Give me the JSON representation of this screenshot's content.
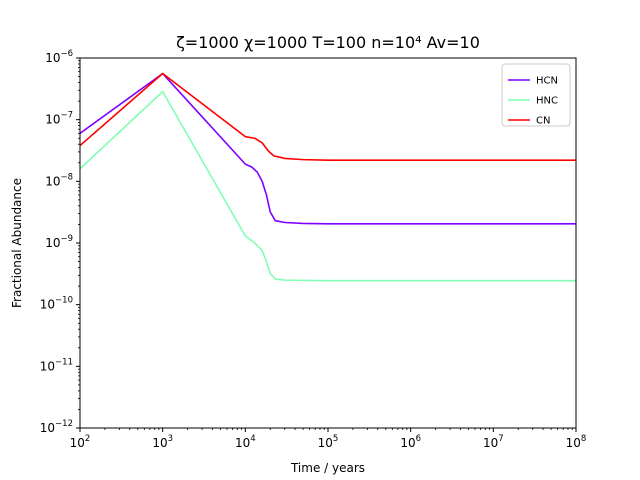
{
  "chart_data": {
    "type": "line",
    "title": "ζ=1000 χ=1000 T=100 n=10⁴  Av=10",
    "xlabel": "Time / years",
    "ylabel": "Fractional Abundance",
    "xscale": "log",
    "yscale": "log",
    "xlim": [
      100,
      100000000
    ],
    "ylim": [
      1e-12,
      1e-06
    ],
    "x_ticks": [
      {
        "value": 100,
        "base": "10",
        "exp": "2"
      },
      {
        "value": 1000,
        "base": "10",
        "exp": "3"
      },
      {
        "value": 10000,
        "base": "10",
        "exp": "4"
      },
      {
        "value": 100000,
        "base": "10",
        "exp": "5"
      },
      {
        "value": 1000000,
        "base": "10",
        "exp": "6"
      },
      {
        "value": 10000000,
        "base": "10",
        "exp": "7"
      },
      {
        "value": 100000000,
        "base": "10",
        "exp": "8"
      }
    ],
    "y_ticks": [
      {
        "value": 1e-12,
        "base": "10",
        "exp": "−12"
      },
      {
        "value": 1e-11,
        "base": "10",
        "exp": "−11"
      },
      {
        "value": 1e-10,
        "base": "10",
        "exp": "−10"
      },
      {
        "value": 1e-09,
        "base": "10",
        "exp": "−9"
      },
      {
        "value": 1e-08,
        "base": "10",
        "exp": "−8"
      },
      {
        "value": 1e-07,
        "base": "10",
        "exp": "−7"
      },
      {
        "value": 1e-06,
        "base": "10",
        "exp": "−6"
      }
    ],
    "grid": false,
    "legend_position": "top-right",
    "series": [
      {
        "name": "HCN",
        "color": "#8000ff",
        "points": [
          [
            100,
            6e-08
          ],
          [
            1000,
            5.6e-07
          ],
          [
            10000,
            1.9e-08
          ],
          [
            12000,
            1.7e-08
          ],
          [
            14000,
            1.4e-08
          ],
          [
            16000,
            1e-08
          ],
          [
            18000,
            6e-09
          ],
          [
            20000,
            3.2e-09
          ],
          [
            23000,
            2.3e-09
          ],
          [
            30000,
            2.15e-09
          ],
          [
            50000,
            2.08e-09
          ],
          [
            100000,
            2.05e-09
          ],
          [
            1000000,
            2.05e-09
          ],
          [
            100000000,
            2.05e-09
          ]
        ]
      },
      {
        "name": "HNC",
        "color": "#80ffb4",
        "points": [
          [
            100,
            1.6e-08
          ],
          [
            1000,
            2.85e-07
          ],
          [
            10000,
            1.3e-09
          ],
          [
            13000,
            1e-09
          ],
          [
            16000,
            7.5e-10
          ],
          [
            18000,
            5e-10
          ],
          [
            20000,
            3.2e-10
          ],
          [
            23000,
            2.6e-10
          ],
          [
            30000,
            2.5e-10
          ],
          [
            100000,
            2.45e-10
          ],
          [
            100000000,
            2.45e-10
          ]
        ]
      },
      {
        "name": "CN",
        "color": "#ff0000",
        "points": [
          [
            100,
            3.8e-08
          ],
          [
            1000,
            5.6e-07
          ],
          [
            10000,
            5.3e-08
          ],
          [
            13000,
            5e-08
          ],
          [
            16000,
            4.2e-08
          ],
          [
            19000,
            3.1e-08
          ],
          [
            22000,
            2.6e-08
          ],
          [
            30000,
            2.35e-08
          ],
          [
            50000,
            2.25e-08
          ],
          [
            100000,
            2.2e-08
          ],
          [
            100000000,
            2.2e-08
          ]
        ]
      }
    ]
  }
}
──────────────────────────────
WHAT TO DO: Retype everything in the material word for word, minus pictures.

FINAL RESULT:
Give me the JSON representation of this screenshot's content.
{
  "chart_data": {
    "type": "line",
    "title": "ζ=1000 χ=1000 T=100 n=10⁴  Av=10",
    "xlabel": "Time / years",
    "ylabel": "Fractional Abundance",
    "xscale": "log",
    "yscale": "log",
    "xlim": [
      100,
      100000000
    ],
    "ylim": [
      1e-12,
      1e-06
    ],
    "x_ticks": [
      {
        "value": 100,
        "base": "10",
        "exp": "2"
      },
      {
        "value": 1000,
        "base": "10",
        "exp": "3"
      },
      {
        "value": 10000,
        "base": "10",
        "exp": "4"
      },
      {
        "value": 100000,
        "base": "10",
        "exp": "5"
      },
      {
        "value": 1000000,
        "base": "10",
        "exp": "6"
      },
      {
        "value": 10000000,
        "base": "10",
        "exp": "7"
      },
      {
        "value": 100000000,
        "base": "10",
        "exp": "8"
      }
    ],
    "y_ticks": [
      {
        "value": 1e-12,
        "base": "10",
        "exp": "−12"
      },
      {
        "value": 1e-11,
        "base": "10",
        "exp": "−11"
      },
      {
        "value": 1e-10,
        "base": "10",
        "exp": "−10"
      },
      {
        "value": 1e-09,
        "base": "10",
        "exp": "−9"
      },
      {
        "value": 1e-08,
        "base": "10",
        "exp": "−8"
      },
      {
        "value": 1e-07,
        "base": "10",
        "exp": "−7"
      },
      {
        "value": 1e-06,
        "base": "10",
        "exp": "−6"
      }
    ],
    "grid": false,
    "legend_position": "top-right",
    "series": [
      {
        "name": "HCN",
        "color": "#8000ff",
        "points": [
          [
            100,
            6e-08
          ],
          [
            1000,
            5.6e-07
          ],
          [
            10000,
            1.9e-08
          ],
          [
            12000,
            1.7e-08
          ],
          [
            14000,
            1.4e-08
          ],
          [
            16000,
            1e-08
          ],
          [
            18000,
            6e-09
          ],
          [
            20000,
            3.2e-09
          ],
          [
            23000,
            2.3e-09
          ],
          [
            30000,
            2.15e-09
          ],
          [
            50000,
            2.08e-09
          ],
          [
            100000,
            2.05e-09
          ],
          [
            1000000,
            2.05e-09
          ],
          [
            100000000,
            2.05e-09
          ]
        ]
      },
      {
        "name": "HNC",
        "color": "#80ffb4",
        "points": [
          [
            100,
            1.6e-08
          ],
          [
            1000,
            2.85e-07
          ],
          [
            10000,
            1.3e-09
          ],
          [
            13000,
            1e-09
          ],
          [
            16000,
            7.5e-10
          ],
          [
            18000,
            5e-10
          ],
          [
            20000,
            3.2e-10
          ],
          [
            23000,
            2.6e-10
          ],
          [
            30000,
            2.5e-10
          ],
          [
            100000,
            2.45e-10
          ],
          [
            100000000,
            2.45e-10
          ]
        ]
      },
      {
        "name": "CN",
        "color": "#ff0000",
        "points": [
          [
            100,
            3.8e-08
          ],
          [
            1000,
            5.6e-07
          ],
          [
            10000,
            5.3e-08
          ],
          [
            13000,
            5e-08
          ],
          [
            16000,
            4.2e-08
          ],
          [
            19000,
            3.1e-08
          ],
          [
            22000,
            2.6e-08
          ],
          [
            30000,
            2.35e-08
          ],
          [
            50000,
            2.25e-08
          ],
          [
            100000,
            2.2e-08
          ],
          [
            100000000,
            2.2e-08
          ]
        ]
      }
    ]
  }
}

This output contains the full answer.